Brief
Restate, word for word, every line of the data.
---------- Dataset content ----------
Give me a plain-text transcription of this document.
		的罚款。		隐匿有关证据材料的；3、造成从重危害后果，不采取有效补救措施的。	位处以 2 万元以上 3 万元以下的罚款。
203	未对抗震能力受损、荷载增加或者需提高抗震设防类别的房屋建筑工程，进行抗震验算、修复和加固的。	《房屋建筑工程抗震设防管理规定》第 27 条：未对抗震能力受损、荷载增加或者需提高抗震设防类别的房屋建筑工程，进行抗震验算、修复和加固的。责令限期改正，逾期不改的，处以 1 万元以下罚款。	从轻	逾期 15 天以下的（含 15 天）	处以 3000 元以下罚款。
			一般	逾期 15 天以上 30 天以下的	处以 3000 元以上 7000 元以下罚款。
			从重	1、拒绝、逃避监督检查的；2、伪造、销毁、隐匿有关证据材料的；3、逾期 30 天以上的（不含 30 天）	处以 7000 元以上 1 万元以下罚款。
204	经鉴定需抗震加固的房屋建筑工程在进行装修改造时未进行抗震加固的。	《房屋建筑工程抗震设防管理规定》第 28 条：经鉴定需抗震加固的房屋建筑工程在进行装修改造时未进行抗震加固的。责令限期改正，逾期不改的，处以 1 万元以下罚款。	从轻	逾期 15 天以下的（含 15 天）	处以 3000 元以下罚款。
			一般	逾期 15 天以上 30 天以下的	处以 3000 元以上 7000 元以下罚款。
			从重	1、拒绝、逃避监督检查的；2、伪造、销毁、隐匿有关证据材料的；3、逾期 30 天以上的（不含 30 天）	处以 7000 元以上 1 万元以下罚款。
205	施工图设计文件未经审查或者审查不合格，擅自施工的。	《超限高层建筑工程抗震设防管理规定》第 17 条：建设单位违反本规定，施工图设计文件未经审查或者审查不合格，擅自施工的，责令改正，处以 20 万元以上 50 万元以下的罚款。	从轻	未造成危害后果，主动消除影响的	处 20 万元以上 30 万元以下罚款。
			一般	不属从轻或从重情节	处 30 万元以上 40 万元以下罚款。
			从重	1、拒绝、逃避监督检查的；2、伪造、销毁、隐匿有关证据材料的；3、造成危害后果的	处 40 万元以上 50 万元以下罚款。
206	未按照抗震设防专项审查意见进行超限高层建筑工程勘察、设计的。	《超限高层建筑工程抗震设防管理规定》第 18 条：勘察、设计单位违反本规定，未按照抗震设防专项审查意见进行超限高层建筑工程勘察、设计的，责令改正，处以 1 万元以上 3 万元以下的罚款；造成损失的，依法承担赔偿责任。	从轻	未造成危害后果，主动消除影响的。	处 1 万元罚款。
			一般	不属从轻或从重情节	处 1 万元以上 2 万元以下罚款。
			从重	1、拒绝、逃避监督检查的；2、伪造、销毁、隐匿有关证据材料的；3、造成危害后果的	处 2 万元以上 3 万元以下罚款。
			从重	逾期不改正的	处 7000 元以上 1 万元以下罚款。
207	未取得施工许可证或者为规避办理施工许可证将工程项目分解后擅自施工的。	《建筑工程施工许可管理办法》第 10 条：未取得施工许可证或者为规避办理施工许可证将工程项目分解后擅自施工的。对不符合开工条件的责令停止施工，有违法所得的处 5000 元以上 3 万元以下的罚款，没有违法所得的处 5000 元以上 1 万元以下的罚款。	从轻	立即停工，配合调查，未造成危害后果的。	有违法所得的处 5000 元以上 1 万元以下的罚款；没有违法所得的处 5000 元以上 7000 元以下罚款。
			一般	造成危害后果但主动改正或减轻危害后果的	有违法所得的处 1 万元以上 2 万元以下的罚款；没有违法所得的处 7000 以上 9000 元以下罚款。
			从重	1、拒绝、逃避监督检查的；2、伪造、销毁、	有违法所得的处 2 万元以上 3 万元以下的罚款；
----------
Written reply
Give me a plain-text transcription of this document.
		的罚款。		隐匿有关证据材料的；3、造成从重危害后果，不采取有效补救措施的。	位处以 2 万元以上 3 万元以下的罚款。
203	未对抗震能力受损、荷载增加或者需提高抗震设防类别的房屋建筑工程，进行抗震验算、修复和加固的。	《房屋建筑工程抗震设防管理规定》第 27 条：未对抗震能力受损、荷载增加或者需提高抗震设防类别的房屋建筑工程，进行抗震验算、修复和加固的。责令限期改正，逾期不改的，处以 1 万元以下罚款。	从轻	逾期 15 天以下的（含 15 天）	处以 3000 元以下罚款。
			一般	逾期 15 天以上 30 天以下的	处以 3000 元以上 7000 元以下罚款。
			从重	1、拒绝、逃避监督检查的；2、伪造、销毁、隐匿有关证据材料的；3、逾期 30 天以上的（不含 30 天）	处以 7000 元以上 1 万元以下罚款。
204	经鉴定需抗震加固的房屋建筑工程在进行装修改造时未进行抗震加固的。	《房屋建筑工程抗震设防管理规定》第 28 条：经鉴定需抗震加固的房屋建筑工程在进行装修改造时未进行抗震加固的。责令限期改正，逾期不改的，处以 1 万元以下罚款。	从轻	逾期 15 天以下的（含 15 天）	处以 3000 元以下罚款。
			一般	逾期 15 天以上 30 天以下的	处以 3000 元以上 7000 元以下罚款。
			从重	1、拒绝、逃避监督检查的；2、伪造、销毁、隐匿有关证据材料的；3、逾期 30 天以上的（不含 30 天）	处以 7000 元以上 1 万元以下罚款。
205	施工图设计文件未经审查或者审查不合格，擅自施工的。	《超限高层建筑工程抗震设防管理规定》第 17 条：建设单位违反本规定，施工图设计文件未经审查或者审查不合格，擅自施工的，责令改正，处以 20 万元以上 50 万元以下的罚款。	从轻	未造成危害后果，主动消除影响的	处 20 万元以上 30 万元以下罚款。
			一般	不属从轻或从重情节	处 30 万元以上 40 万元以下罚款。
			从重	1、拒绝、逃避监督检查的；2、伪造、销毁、隐匿有关证据材料的；3、造成危害后果的	处 40 万元以上 50 万元以下罚款。
206	未按照抗震设防专项审查意见进行超限高层建筑工程勘察、设计的。	《超限高层建筑工程抗震设防管理规定》第 18 条：勘察、设计单位违反本规定，未按照抗震设防专项审查意见进行超限高层建筑工程勘察、设计的，责令改正，处以 1 万元以上 3 万元以下的罚款；造成损失的，依法承担赔偿责任。	从轻	未造成危害后果，主动消除影响的。	处 1 万元罚款。
			一般	不属从轻或从重情节	处 1 万元以上 2 万元以下罚款。
			从重	1、拒绝、逃避监督检查的；2、伪造、销毁、隐匿有关证据材料的；3、造成危害后果的	处 2 万元以上 3 万元以下罚款。
			从重	逾期不改正的	处 7000 元以上 1 万元以下罚款。
207	未取得施工许可证或者为规避办理施工许可证将工程项目分解后擅自施工的。	《建筑工程施工许可管理办法》第 10 条：未取得施工许可证或者为规避办理施工许可证将工程项目分解后擅自施工的。对不符合开工条件的责令停止施工，有违法所得的处 5000 元以上 3 万元以下的罚款，没有违法所得的处 5000 元以上 1 万元以下的罚款。	从轻	立即停工，配合调查，未造成危害后果的。	有违法所得的处 5000 元以上 1 万元以下的罚款；没有违法所得的处 5000 元以上 7000 元以下罚款。
			一般	造成危害后果但主动改正或减轻危害后果的	有违法所得的处 1 万元以上 2 万元以下的罚款；没有违法所得的处 7000 以上 9000 元以下罚款。
			从重	1、拒绝、逃避监督检查的；2、伪造、销毁、	有违法所得的处 2 万元以上 3 万元以下的罚款；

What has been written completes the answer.